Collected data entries
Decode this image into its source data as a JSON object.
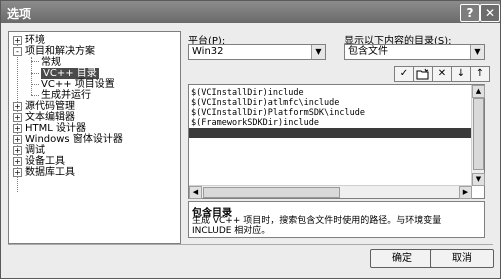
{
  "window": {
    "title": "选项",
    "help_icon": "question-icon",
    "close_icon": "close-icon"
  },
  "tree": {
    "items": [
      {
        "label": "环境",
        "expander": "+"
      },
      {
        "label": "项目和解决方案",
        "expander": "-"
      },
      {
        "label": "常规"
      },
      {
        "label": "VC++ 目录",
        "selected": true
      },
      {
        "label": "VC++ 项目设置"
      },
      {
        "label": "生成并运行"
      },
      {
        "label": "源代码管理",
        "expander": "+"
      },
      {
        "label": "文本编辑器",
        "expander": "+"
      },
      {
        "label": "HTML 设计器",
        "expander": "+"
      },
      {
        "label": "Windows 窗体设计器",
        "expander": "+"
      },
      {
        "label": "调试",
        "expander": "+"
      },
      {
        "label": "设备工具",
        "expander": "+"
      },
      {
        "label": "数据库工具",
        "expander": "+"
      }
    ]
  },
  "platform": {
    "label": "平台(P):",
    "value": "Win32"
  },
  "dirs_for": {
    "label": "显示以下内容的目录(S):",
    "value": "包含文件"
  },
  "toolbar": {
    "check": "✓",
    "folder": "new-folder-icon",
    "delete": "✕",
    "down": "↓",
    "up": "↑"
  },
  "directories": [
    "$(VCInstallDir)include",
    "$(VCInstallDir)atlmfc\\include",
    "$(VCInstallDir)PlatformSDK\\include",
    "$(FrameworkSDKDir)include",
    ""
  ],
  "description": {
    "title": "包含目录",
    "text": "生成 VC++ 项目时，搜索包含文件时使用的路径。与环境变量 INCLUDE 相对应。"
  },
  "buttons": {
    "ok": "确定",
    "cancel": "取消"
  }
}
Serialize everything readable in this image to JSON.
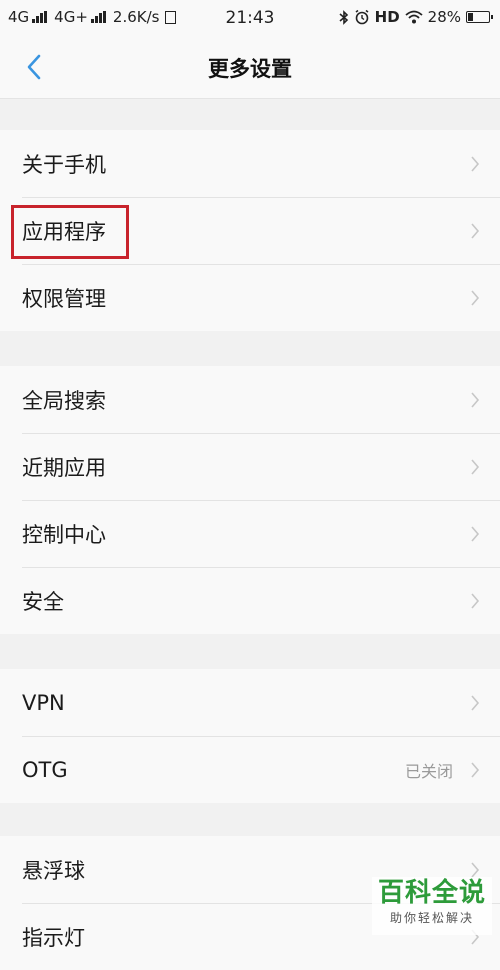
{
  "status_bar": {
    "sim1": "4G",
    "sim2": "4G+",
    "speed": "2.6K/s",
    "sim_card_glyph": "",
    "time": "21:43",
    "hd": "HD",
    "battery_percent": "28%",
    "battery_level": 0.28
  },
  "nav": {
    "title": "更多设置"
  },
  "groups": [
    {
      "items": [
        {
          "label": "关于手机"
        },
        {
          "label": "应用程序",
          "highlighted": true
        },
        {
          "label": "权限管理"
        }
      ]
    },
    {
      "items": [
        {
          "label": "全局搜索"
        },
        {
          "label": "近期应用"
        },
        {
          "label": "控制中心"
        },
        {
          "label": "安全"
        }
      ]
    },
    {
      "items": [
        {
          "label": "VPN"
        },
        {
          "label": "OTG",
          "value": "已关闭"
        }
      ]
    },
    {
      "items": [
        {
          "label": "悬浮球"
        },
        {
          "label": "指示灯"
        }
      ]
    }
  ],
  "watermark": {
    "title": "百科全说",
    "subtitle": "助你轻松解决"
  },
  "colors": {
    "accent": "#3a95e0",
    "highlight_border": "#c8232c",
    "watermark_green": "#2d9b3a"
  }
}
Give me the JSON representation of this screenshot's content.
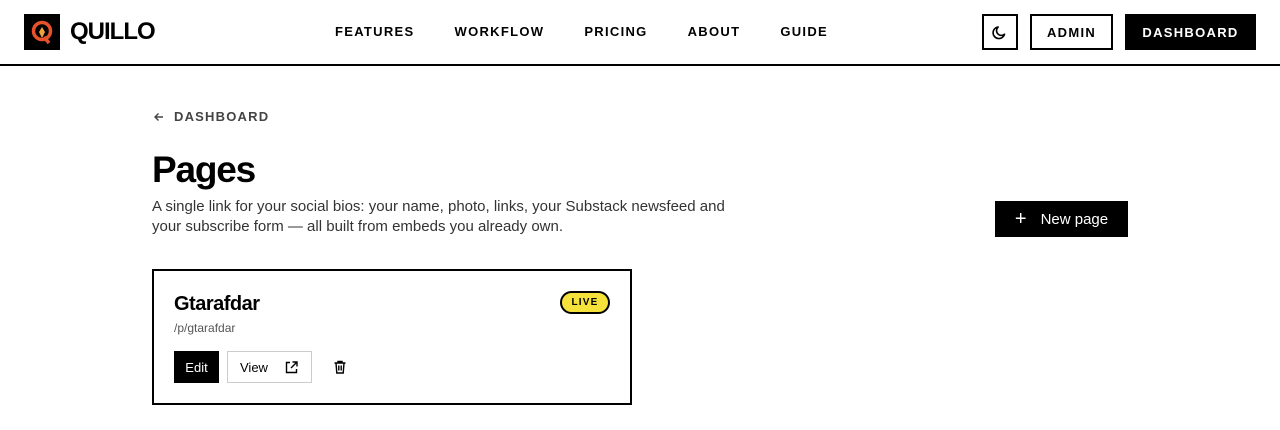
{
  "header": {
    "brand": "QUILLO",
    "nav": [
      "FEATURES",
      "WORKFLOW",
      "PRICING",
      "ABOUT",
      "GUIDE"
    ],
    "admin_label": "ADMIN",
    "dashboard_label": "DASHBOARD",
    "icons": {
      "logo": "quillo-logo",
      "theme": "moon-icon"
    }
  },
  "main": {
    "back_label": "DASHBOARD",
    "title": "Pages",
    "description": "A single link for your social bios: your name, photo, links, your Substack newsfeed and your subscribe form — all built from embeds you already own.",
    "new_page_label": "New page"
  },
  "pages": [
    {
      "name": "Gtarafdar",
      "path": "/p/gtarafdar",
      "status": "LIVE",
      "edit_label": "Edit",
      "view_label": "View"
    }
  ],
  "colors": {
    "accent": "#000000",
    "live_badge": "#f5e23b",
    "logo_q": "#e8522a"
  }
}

Instruction: The pictures in the entries should be left out; output everything else exactly.

Answer for this exercise:
Decode this image into its source data as a JSON object.
{
  "window": {
    "title": "选项",
    "help_icon": "question-icon",
    "close_icon": "close-icon"
  },
  "tree": {
    "items": [
      {
        "label": "环境",
        "expander": "+"
      },
      {
        "label": "项目和解决方案",
        "expander": "-"
      },
      {
        "label": "常规"
      },
      {
        "label": "VC++ 目录",
        "selected": true
      },
      {
        "label": "VC++ 项目设置"
      },
      {
        "label": "生成并运行"
      },
      {
        "label": "源代码管理",
        "expander": "+"
      },
      {
        "label": "文本编辑器",
        "expander": "+"
      },
      {
        "label": "HTML 设计器",
        "expander": "+"
      },
      {
        "label": "Windows 窗体设计器",
        "expander": "+"
      },
      {
        "label": "调试",
        "expander": "+"
      },
      {
        "label": "设备工具",
        "expander": "+"
      },
      {
        "label": "数据库工具",
        "expander": "+"
      }
    ]
  },
  "platform": {
    "label": "平台(P):",
    "value": "Win32"
  },
  "dirs_for": {
    "label": "显示以下内容的目录(S):",
    "value": "包含文件"
  },
  "toolbar": {
    "check": "✓",
    "folder": "new-folder-icon",
    "delete": "✕",
    "down": "↓",
    "up": "↑"
  },
  "directories": [
    "$(VCInstallDir)include",
    "$(VCInstallDir)atlmfc\\include",
    "$(VCInstallDir)PlatformSDK\\include",
    "$(FrameworkSDKDir)include",
    ""
  ],
  "description": {
    "title": "包含目录",
    "text": "生成 VC++ 项目时，搜索包含文件时使用的路径。与环境变量 INCLUDE 相对应。"
  },
  "buttons": {
    "ok": "确定",
    "cancel": "取消"
  }
}
Serialize everything readable in this image to JSON.
{
  "status_bar": {
    "sim1": "4G",
    "sim2": "4G+",
    "speed": "2.6K/s",
    "sim_card_glyph": "",
    "time": "21:43",
    "hd": "HD",
    "battery_percent": "28%",
    "battery_level": 0.28
  },
  "nav": {
    "title": "更多设置"
  },
  "groups": [
    {
      "items": [
        {
          "label": "关于手机"
        },
        {
          "label": "应用程序",
          "highlighted": true
        },
        {
          "label": "权限管理"
        }
      ]
    },
    {
      "items": [
        {
          "label": "全局搜索"
        },
        {
          "label": "近期应用"
        },
        {
          "label": "控制中心"
        },
        {
          "label": "安全"
        }
      ]
    },
    {
      "items": [
        {
          "label": "VPN"
        },
        {
          "label": "OTG",
          "value": "已关闭"
        }
      ]
    },
    {
      "items": [
        {
          "label": "悬浮球"
        },
        {
          "label": "指示灯"
        }
      ]
    }
  ],
  "watermark": {
    "title": "百科全说",
    "subtitle": "助你轻松解决"
  },
  "colors": {
    "accent": "#3a95e0",
    "highlight_border": "#c8232c",
    "watermark_green": "#2d9b3a"
  }
}
Give me the JSON representation of this screenshot's content.
{
  "header": {
    "brand": "QUILLO",
    "nav": [
      "FEATURES",
      "WORKFLOW",
      "PRICING",
      "ABOUT",
      "GUIDE"
    ],
    "admin_label": "ADMIN",
    "dashboard_label": "DASHBOARD",
    "icons": {
      "logo": "quillo-logo",
      "theme": "moon-icon"
    }
  },
  "main": {
    "back_label": "DASHBOARD",
    "title": "Pages",
    "description": "A single link for your social bios: your name, photo, links, your Substack newsfeed and your subscribe form — all built from embeds you already own.",
    "new_page_label": "New page"
  },
  "pages": [
    {
      "name": "Gtarafdar",
      "path": "/p/gtarafdar",
      "status": "LIVE",
      "edit_label": "Edit",
      "view_label": "View"
    }
  ],
  "colors": {
    "accent": "#000000",
    "live_badge": "#f5e23b",
    "logo_q": "#e8522a"
  }
}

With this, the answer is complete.